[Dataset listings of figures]
━━━━━━
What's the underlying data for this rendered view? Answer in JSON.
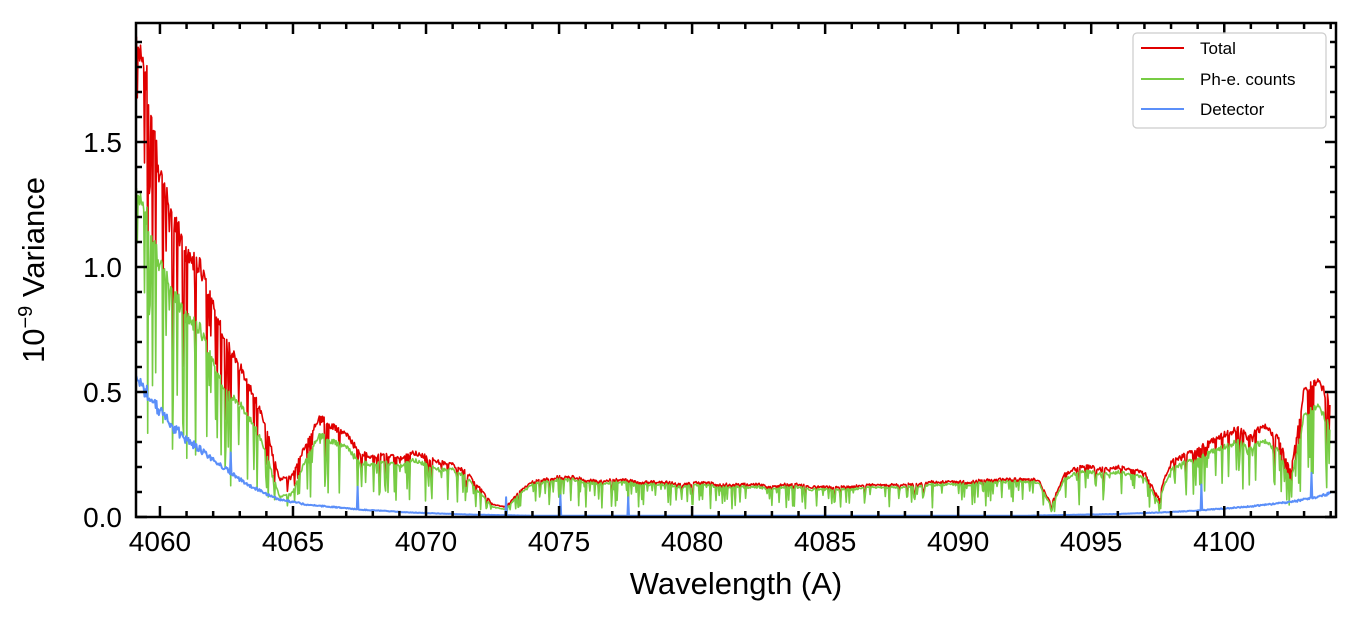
{
  "chart_data": {
    "type": "line",
    "title": "",
    "xlabel": "Wavelength (A)",
    "ylabel_base": "10",
    "ylabel_exp": "−9",
    "ylabel_rest": " Variance",
    "xlim": [
      4059.1,
      4104.2
    ],
    "ylim": [
      0,
      1.976
    ],
    "x_start": 4059.0,
    "x_step": 0.5,
    "xticks": [
      4060,
      4065,
      4070,
      4075,
      4080,
      4085,
      4090,
      4095,
      4100
    ],
    "xtick_labels": [
      "4060",
      "4065",
      "4070",
      "4075",
      "4080",
      "4085",
      "4090",
      "4095",
      "4100"
    ],
    "x_minor_step": 1,
    "yticks": [
      0,
      0.5,
      1.0,
      1.5
    ],
    "ytick_labels": [
      "0.0",
      "0.5",
      "1.0",
      "1.5"
    ],
    "y_minor_step": 0.1,
    "legend_position": "top-right",
    "grid": false,
    "series": [
      {
        "name": "Total",
        "color": "#e00000",
        "values": [
          1.9,
          1.75,
          1.35,
          1.2,
          1.05,
          1.0,
          0.85,
          0.7,
          0.6,
          0.5,
          0.35,
          0.15,
          0.17,
          0.3,
          0.4,
          0.36,
          0.33,
          0.26,
          0.24,
          0.25,
          0.23,
          0.26,
          0.24,
          0.22,
          0.21,
          0.18,
          0.12,
          0.05,
          0.04,
          0.1,
          0.14,
          0.15,
          0.16,
          0.16,
          0.15,
          0.14,
          0.15,
          0.15,
          0.14,
          0.14,
          0.14,
          0.13,
          0.14,
          0.14,
          0.13,
          0.13,
          0.13,
          0.13,
          0.12,
          0.13,
          0.13,
          0.12,
          0.12,
          0.12,
          0.12,
          0.13,
          0.13,
          0.13,
          0.13,
          0.13,
          0.14,
          0.14,
          0.14,
          0.14,
          0.15,
          0.15,
          0.15,
          0.15,
          0.15,
          0.05,
          0.17,
          0.2,
          0.2,
          0.19,
          0.2,
          0.19,
          0.18,
          0.08,
          0.22,
          0.25,
          0.27,
          0.3,
          0.33,
          0.35,
          0.33,
          0.36,
          0.32,
          0.18,
          0.5,
          0.55,
          0.45
        ]
      },
      {
        "name": "Ph-e. counts",
        "color": "#77cc44",
        "values": [
          1.3,
          1.2,
          1.0,
          0.9,
          0.8,
          0.75,
          0.62,
          0.5,
          0.45,
          0.38,
          0.25,
          0.08,
          0.1,
          0.24,
          0.33,
          0.3,
          0.28,
          0.22,
          0.21,
          0.22,
          0.2,
          0.23,
          0.21,
          0.19,
          0.19,
          0.16,
          0.1,
          0.04,
          0.03,
          0.09,
          0.13,
          0.14,
          0.15,
          0.15,
          0.14,
          0.13,
          0.14,
          0.14,
          0.13,
          0.13,
          0.13,
          0.12,
          0.13,
          0.13,
          0.12,
          0.12,
          0.12,
          0.12,
          0.11,
          0.12,
          0.12,
          0.11,
          0.11,
          0.11,
          0.11,
          0.12,
          0.12,
          0.12,
          0.12,
          0.12,
          0.13,
          0.13,
          0.13,
          0.13,
          0.14,
          0.14,
          0.14,
          0.14,
          0.14,
          0.04,
          0.15,
          0.18,
          0.18,
          0.17,
          0.18,
          0.17,
          0.16,
          0.06,
          0.19,
          0.22,
          0.23,
          0.26,
          0.28,
          0.3,
          0.28,
          0.3,
          0.27,
          0.14,
          0.4,
          0.45,
          0.35
        ]
      },
      {
        "name": "Detector",
        "color": "#5b8ff9",
        "values": [
          0.55,
          0.5,
          0.42,
          0.36,
          0.31,
          0.27,
          0.23,
          0.19,
          0.15,
          0.12,
          0.09,
          0.07,
          0.06,
          0.05,
          0.045,
          0.04,
          0.035,
          0.03,
          0.027,
          0.024,
          0.02,
          0.018,
          0.016,
          0.014,
          0.012,
          0.01,
          0.009,
          0.008,
          0.007,
          0.006,
          0.005,
          0.005,
          0.005,
          0.005,
          0.005,
          0.005,
          0.005,
          0.005,
          0.005,
          0.005,
          0.005,
          0.005,
          0.005,
          0.005,
          0.005,
          0.005,
          0.005,
          0.005,
          0.005,
          0.005,
          0.005,
          0.005,
          0.005,
          0.005,
          0.005,
          0.005,
          0.005,
          0.005,
          0.005,
          0.005,
          0.005,
          0.005,
          0.005,
          0.005,
          0.005,
          0.005,
          0.005,
          0.005,
          0.006,
          0.007,
          0.008,
          0.009,
          0.01,
          0.011,
          0.012,
          0.014,
          0.016,
          0.018,
          0.02,
          0.023,
          0.026,
          0.03,
          0.034,
          0.038,
          0.043,
          0.048,
          0.054,
          0.06,
          0.07,
          0.08,
          0.095
        ]
      }
    ]
  }
}
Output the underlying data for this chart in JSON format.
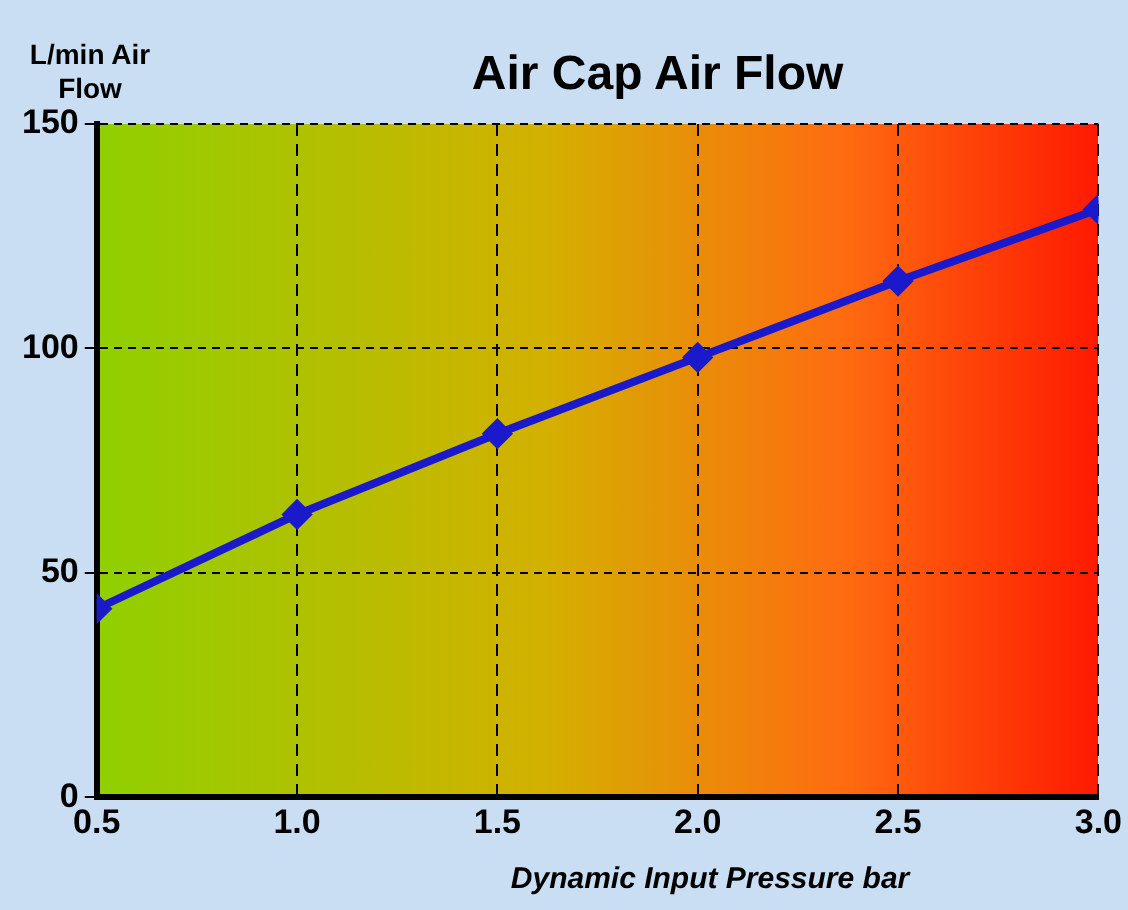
{
  "chart_data": {
    "type": "line",
    "title": "Air Cap Air Flow",
    "ylabel": "L/min Air Flow",
    "xlabel": "Dynamic Input Pressure bar",
    "x": [
      0.5,
      1.0,
      1.5,
      2.0,
      2.5,
      3.0
    ],
    "series": [
      {
        "color": "#1a1acc",
        "values": [
          42,
          63,
          81,
          98,
          115,
          131
        ]
      }
    ],
    "xlim": [
      0.5,
      3.0
    ],
    "xticks": [
      {
        "value": 0.5,
        "label": "0.5"
      },
      {
        "value": 1.0,
        "label": "1.0"
      },
      {
        "value": 1.5,
        "label": "1.5"
      },
      {
        "value": 2.0,
        "label": "2.0"
      },
      {
        "value": 2.5,
        "label": "2.5"
      },
      {
        "value": 3.0,
        "label": "3.0"
      }
    ],
    "ylim": [
      0,
      150
    ],
    "yticks": [
      0,
      50,
      100,
      150
    ],
    "grid": true,
    "marker": "diamond",
    "line_style": "solid",
    "legend": false
  }
}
━━━━━━
● Exercise objective: Without the pictures, print the whole listing exactly as given.

● Exercise result:
What's the underlying data for this rendered view? Answer in JSON.
{
  "chart_data": {
    "type": "line",
    "title": "",
    "xlabel": "Wavelength (A)",
    "ylabel_base": "10",
    "ylabel_exp": "−9",
    "ylabel_rest": " Variance",
    "xlim": [
      4059.1,
      4104.2
    ],
    "ylim": [
      0,
      1.976
    ],
    "x_start": 4059.0,
    "x_step": 0.5,
    "xticks": [
      4060,
      4065,
      4070,
      4075,
      4080,
      4085,
      4090,
      4095,
      4100
    ],
    "xtick_labels": [
      "4060",
      "4065",
      "4070",
      "4075",
      "4080",
      "4085",
      "4090",
      "4095",
      "4100"
    ],
    "x_minor_step": 1,
    "yticks": [
      0,
      0.5,
      1.0,
      1.5
    ],
    "ytick_labels": [
      "0.0",
      "0.5",
      "1.0",
      "1.5"
    ],
    "y_minor_step": 0.1,
    "legend_position": "top-right",
    "grid": false,
    "series": [
      {
        "name": "Total",
        "color": "#e00000",
        "values": [
          1.9,
          1.75,
          1.35,
          1.2,
          1.05,
          1.0,
          0.85,
          0.7,
          0.6,
          0.5,
          0.35,
          0.15,
          0.17,
          0.3,
          0.4,
          0.36,
          0.33,
          0.26,
          0.24,
          0.25,
          0.23,
          0.26,
          0.24,
          0.22,
          0.21,
          0.18,
          0.12,
          0.05,
          0.04,
          0.1,
          0.14,
          0.15,
          0.16,
          0.16,
          0.15,
          0.14,
          0.15,
          0.15,
          0.14,
          0.14,
          0.14,
          0.13,
          0.14,
          0.14,
          0.13,
          0.13,
          0.13,
          0.13,
          0.12,
          0.13,
          0.13,
          0.12,
          0.12,
          0.12,
          0.12,
          0.13,
          0.13,
          0.13,
          0.13,
          0.13,
          0.14,
          0.14,
          0.14,
          0.14,
          0.15,
          0.15,
          0.15,
          0.15,
          0.15,
          0.05,
          0.17,
          0.2,
          0.2,
          0.19,
          0.2,
          0.19,
          0.18,
          0.08,
          0.22,
          0.25,
          0.27,
          0.3,
          0.33,
          0.35,
          0.33,
          0.36,
          0.32,
          0.18,
          0.5,
          0.55,
          0.45
        ]
      },
      {
        "name": "Ph-e. counts",
        "color": "#77cc44",
        "values": [
          1.3,
          1.2,
          1.0,
          0.9,
          0.8,
          0.75,
          0.62,
          0.5,
          0.45,
          0.38,
          0.25,
          0.08,
          0.1,
          0.24,
          0.33,
          0.3,
          0.28,
          0.22,
          0.21,
          0.22,
          0.2,
          0.23,
          0.21,
          0.19,
          0.19,
          0.16,
          0.1,
          0.04,
          0.03,
          0.09,
          0.13,
          0.14,
          0.15,
          0.15,
          0.14,
          0.13,
          0.14,
          0.14,
          0.13,
          0.13,
          0.13,
          0.12,
          0.13,
          0.13,
          0.12,
          0.12,
          0.12,
          0.12,
          0.11,
          0.12,
          0.12,
          0.11,
          0.11,
          0.11,
          0.11,
          0.12,
          0.12,
          0.12,
          0.12,
          0.12,
          0.13,
          0.13,
          0.13,
          0.13,
          0.14,
          0.14,
          0.14,
          0.14,
          0.14,
          0.04,
          0.15,
          0.18,
          0.18,
          0.17,
          0.18,
          0.17,
          0.16,
          0.06,
          0.19,
          0.22,
          0.23,
          0.26,
          0.28,
          0.3,
          0.28,
          0.3,
          0.27,
          0.14,
          0.4,
          0.45,
          0.35
        ]
      },
      {
        "name": "Detector",
        "color": "#5b8ff9",
        "values": [
          0.55,
          0.5,
          0.42,
          0.36,
          0.31,
          0.27,
          0.23,
          0.19,
          0.15,
          0.12,
          0.09,
          0.07,
          0.06,
          0.05,
          0.045,
          0.04,
          0.035,
          0.03,
          0.027,
          0.024,
          0.02,
          0.018,
          0.016,
          0.014,
          0.012,
          0.01,
          0.009,
          0.008,
          0.007,
          0.006,
          0.005,
          0.005,
          0.005,
          0.005,
          0.005,
          0.005,
          0.005,
          0.005,
          0.005,
          0.005,
          0.005,
          0.005,
          0.005,
          0.005,
          0.005,
          0.005,
          0.005,
          0.005,
          0.005,
          0.005,
          0.005,
          0.005,
          0.005,
          0.005,
          0.005,
          0.005,
          0.005,
          0.005,
          0.005,
          0.005,
          0.005,
          0.005,
          0.005,
          0.005,
          0.005,
          0.005,
          0.005,
          0.005,
          0.006,
          0.007,
          0.008,
          0.009,
          0.01,
          0.011,
          0.012,
          0.014,
          0.016,
          0.018,
          0.02,
          0.023,
          0.026,
          0.03,
          0.034,
          0.038,
          0.043,
          0.048,
          0.054,
          0.06,
          0.07,
          0.08,
          0.095
        ]
      }
    ]
  }
}
Output the underlying data for this chart in JSON format.
{
  "chart_data": {
    "type": "line",
    "title": "Air Cap Air Flow",
    "ylabel": "L/min Air Flow",
    "xlabel": "Dynamic Input Pressure bar",
    "x": [
      0.5,
      1.0,
      1.5,
      2.0,
      2.5,
      3.0
    ],
    "series": [
      {
        "color": "#1a1acc",
        "values": [
          42,
          63,
          81,
          98,
          115,
          131
        ]
      }
    ],
    "xlim": [
      0.5,
      3.0
    ],
    "xticks": [
      {
        "value": 0.5,
        "label": "0.5"
      },
      {
        "value": 1.0,
        "label": "1.0"
      },
      {
        "value": 1.5,
        "label": "1.5"
      },
      {
        "value": 2.0,
        "label": "2.0"
      },
      {
        "value": 2.5,
        "label": "2.5"
      },
      {
        "value": 3.0,
        "label": "3.0"
      }
    ],
    "ylim": [
      0,
      150
    ],
    "yticks": [
      0,
      50,
      100,
      150
    ],
    "grid": true,
    "marker": "diamond",
    "line_style": "solid",
    "legend": false
  }
}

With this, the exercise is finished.